-------- 本文 --------

ハンノキ林の宝石

2008.Jun.14

6月も中旬に入り、平地ではクリの花が最盛期を迎えている。

先週から狙っているミドリシジミも、おそらく発生が始まった頃だろう。この前の場所ではハンノキの本数が少なく生息は難しいように思えたので、今度は別の場所でハンノキ林を探すことにする。

ネット上で情報収集していると、「神戸市北区」で近年撮影された写真が目にとまった。「北区」といっても広大な面積があり、徒歩で回るにはとても無理。地形図、航空写真と照らし合わせて環境をイメージしながら、ここぞという場所を絞り込む。湿地がたくさんあって、ハンノキもありそうな理想的な場所。

しかし、さらに調べてみると、残念な事実が判明。どうもそのエリアは諸事情により、最近になって立入禁止となったらしい。せっかくの休日に後ろめたい気持ちで採集するのは嫌である。

地図を見ると、そのエリアの周辺にも小規模ながら良さそうな谷戸がいくつかある。

大規模な安定した生息地と、そのまわりにある小規模な谷戸

近くに安定した発生地があるならば、小さな谷戸でもハンノキさえあれば生息している可能性が高いことだろう。大規模な生息地から溢れた個体が、周辺の谷戸に飛んできて定着するだろうから。

周りの谷戸は自由に出入りできるようなので、今回の探索場所はそこに決定。一応、下見なのだが、もしかしたら発生初期の新鮮な個体に出会えるかもしれない。


先週と同じように身支度を整えて、自宅を出発。今日は北を目指して電車に乗って移動。

--------

▶ 依頼:
ミドリシジミを探しに出かける文章の続きを、電車で北へ向かうところの後から書いてください。 ここからの資料は、上の文章とは別のところから取ったものです。

-------- データの抜粋 --------

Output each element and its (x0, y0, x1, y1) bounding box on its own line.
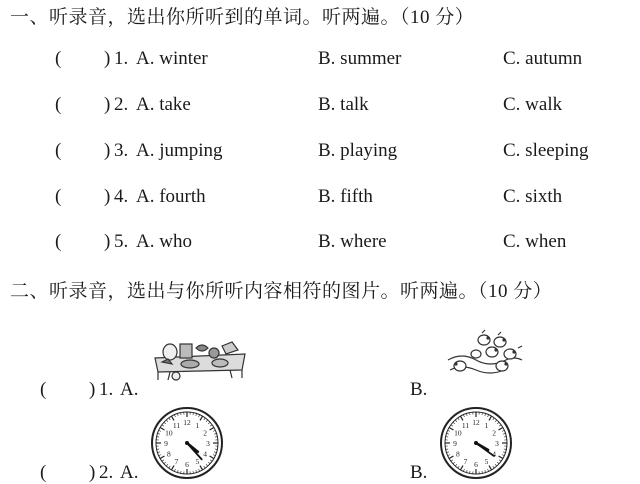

--------

▶ 回答:
駅を降りると、同じ神戸市とは思えないような懐かしい風景が広がっている。駅員はいないし、線路は単線だし、目の前は山。学部時代に採集で訪れた山梨県の風景にちょっと似ているなと思いながら、狙いを定めた谷戸の入口へ進んでいく。


集落の奥から谷戸に向かう道

薄暗い植林の中、川沿いに道が通っている。この先で谷戸がいくつかに分かれているので、とにかく1本ずつ入ってハンノキを探す。

ひとつめの谷戸に到着。ため池が上下に2個あり、その間に水田が広がっているはずなのだが・・・・・

実際は水田はなく、畑になっていた。昔は立派な水田だったろうに・・・・。谷戸の傾斜が思ったよりきつくて、ハンノキが生えるような湿地は見当たらない。

谷戸の外れにはクリの木が1本だけ生えている。まだ8時半、ちょっと早めだがせっかくなので、長竿を伸ばして掬ってみる。

ジョウカイボン(上)と、キンイロジョウカイ(下)。実は、キンイロジョウカイは西日本で見てみたかった虫のひとつ。巨大な体に、紫色に輝く上翅がすばらしい。

この他には無数のコアオハナムグリが入ったくらい。このまま粘っていてはミドリシジミの下見にならないので、すぐ諦める。

畑の脇のあぜ道は草がだいぶ伸びている。一応、年に数回は草刈りがされているようであったが、いつまで持つのだろうか。腰まである草をかきわけて進んでいると虫の音が聞こえたので、ちょっと網でスウィーピングしてみる。


キリギリスの一種の幼虫

ヒガシキリギリスとニシキリギリス、どちらなんだろう・・・。


ナキイナゴ♂

鳴声の主はこれ。小さな体の割りに大きな声を出していた。翅の間に広い空間があり、そこで音を共鳴させているのだろう。


ツマグロバッタ♀

翅の先が黒い、特徴的なバッタ。

スウィーピングで採れた直翅目はこの3種類。バッタ2種は採集し、キリギリスはまた採りに来ることにする。

谷戸の下の外れには、現役の水田を発見。先週あたりに田植えが行われたようだ。トンボ類がさかんに産卵していた。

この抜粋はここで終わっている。